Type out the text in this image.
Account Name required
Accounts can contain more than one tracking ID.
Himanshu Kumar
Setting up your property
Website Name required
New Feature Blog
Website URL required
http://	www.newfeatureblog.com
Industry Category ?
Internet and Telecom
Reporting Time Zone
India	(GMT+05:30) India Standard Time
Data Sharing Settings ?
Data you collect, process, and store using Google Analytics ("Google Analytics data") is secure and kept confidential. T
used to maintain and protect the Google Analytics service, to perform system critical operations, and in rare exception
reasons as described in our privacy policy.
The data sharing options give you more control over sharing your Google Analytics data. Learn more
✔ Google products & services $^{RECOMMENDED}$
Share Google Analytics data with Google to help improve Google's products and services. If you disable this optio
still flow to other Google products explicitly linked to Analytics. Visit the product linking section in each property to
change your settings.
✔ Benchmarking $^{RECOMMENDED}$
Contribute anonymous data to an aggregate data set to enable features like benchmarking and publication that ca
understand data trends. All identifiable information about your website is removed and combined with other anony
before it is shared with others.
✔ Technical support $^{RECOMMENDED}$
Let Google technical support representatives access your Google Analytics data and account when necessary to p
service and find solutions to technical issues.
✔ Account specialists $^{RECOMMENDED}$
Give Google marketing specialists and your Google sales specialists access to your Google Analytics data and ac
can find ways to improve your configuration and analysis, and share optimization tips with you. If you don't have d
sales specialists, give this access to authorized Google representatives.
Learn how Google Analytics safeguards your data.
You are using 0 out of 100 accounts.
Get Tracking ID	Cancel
□ □ □ □ □
Written request ->
Print the records once more, exactly as they were given.

Exercise solution ->
Type out the text in this image.
Account Name required
Accounts can contain more than one tracking ID.
Himanshu Kumar
Setting up your property
Website Name required
New Feature Blog
Website URL required
http://	www.newfeatureblog.com
Industry Category ?
Internet and Telecom
Reporting Time Zone
India	(GMT+05:30) India Standard Time
Data Sharing Settings ?
Data you collect, process, and store using Google Analytics ("Google Analytics data") is secure and kept confidential. T
used to maintain and protect the Google Analytics service, to perform system critical operations, and in rare exception
reasons as described in our privacy policy.
The data sharing options give you more control over sharing your Google Analytics data. Learn more
✔ Google products & services $^{RECOMMENDED}$
Share Google Analytics data with Google to help improve Google's products and services. If you disable this optio
still flow to other Google products explicitly linked to Analytics. Visit the product linking section in each property to
change your settings.
✔ Benchmarking $^{RECOMMENDED}$
Contribute anonymous data to an aggregate data set to enable features like benchmarking and publication that ca
understand data trends. All identifiable information about your website is removed and combined with other anony
before it is shared with others.
✔ Technical support $^{RECOMMENDED}$
Let Google technical support representatives access your Google Analytics data and account when necessary to p
service and find solutions to technical issues.
✔ Account specialists $^{RECOMMENDED}$
Give Google marketing specialists and your Google sales specialists access to your Google Analytics data and ac
can find ways to improve your configuration and analysis, and share optimization tips with you. If you don't have d
sales specialists, give this access to authorized Google representatives.
Learn how Google Analytics safeguards your data.
You are using 0 out of 100 accounts.
Get Tracking ID	Cancel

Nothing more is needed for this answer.